=== Source data ===
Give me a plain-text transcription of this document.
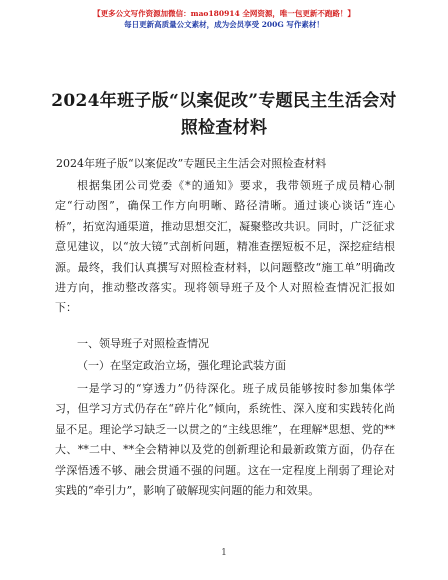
【更多公文写作资源加微信：mao180914 全网资源，唯一包更新不跑路！】
每日更新高质量公文素材，成为会员享受 200G 写作素材！
2024年班子版“以案促改”专题民主生活会对照检查材料
2024年班子版“以案促改”专题民主生活会对照检查材料

根据集团公司党委《*的通知》要求，我带领班子成员精心制定“行动图”，确保工作方向明晰、路径清晰。通过谈心谈话“连心桥”，拓宽沟通渠道，推动思想交汇，凝聚整改共识。同时，广泛征求意见建议，以“放大镜”式剖析问题，精准查摆短板不足，深挖症结根源。最终，我们认真撰写对照检查材料，以问题整改“施工单”明确改进方向，推动整改落实。现将领导班子及个人对照检查情况汇报如下：

一、领导班子对照检查情况
（一）在坚定政治立场，强化理论武装方面

一是学习的“穿透力”仍待深化。班子成员能够按时参加集体学习，但学习方式仍存在“碎片化”倾向，系统性、深入度和实践转化尚显不足。理论学习缺乏一以贯之的“主线思维”，在理解*思想、党的**大、**二中、**全会精神以及党的创新理论和最新政策方面，仍存在学深悟透不够、融会贯通不强的问题。这在一定程度上削弱了理论对实践的“牵引力”，影响了破解现实问题的能力和效果。

1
===
**What to do**: Transcribe the records above exactly, leaving out every picture.

**Output**:
Give me a plain-text transcription of this document.
【更多公文写作资源加微信：mao180914 全网资源，唯一包更新不跑路！】
每日更新高质量公文素材，成为会员享受 200G 写作素材！
2024年班子版“以案促改”专题民主生活会对照检查材料
2024年班子版“以案促改”专题民主生活会对照检查材料

根据集团公司党委《*的通知》要求，我带领班子成员精心制定“行动图”，确保工作方向明晰、路径清晰。通过谈心谈话“连心桥”，拓宽沟通渠道，推动思想交汇，凝聚整改共识。同时，广泛征求意见建议，以“放大镜”式剖析问题，精准查摆短板不足，深挖症结根源。最终，我们认真撰写对照检查材料，以问题整改“施工单”明确改进方向，推动整改落实。现将领导班子及个人对照检查情况汇报如下：

一、领导班子对照检查情况
（一）在坚定政治立场，强化理论武装方面

一是学习的“穿透力”仍待深化。班子成员能够按时参加集体学习，但学习方式仍存在“碎片化”倾向，系统性、深入度和实践转化尚显不足。理论学习缺乏一以贯之的“主线思维”，在理解*思想、党的**大、**二中、**全会精神以及党的创新理论和最新政策方面，仍存在学深悟透不够、融会贯通不强的问题。这在一定程度上削弱了理论对实践的“牵引力”，影响了破解现实问题的能力和效果。

1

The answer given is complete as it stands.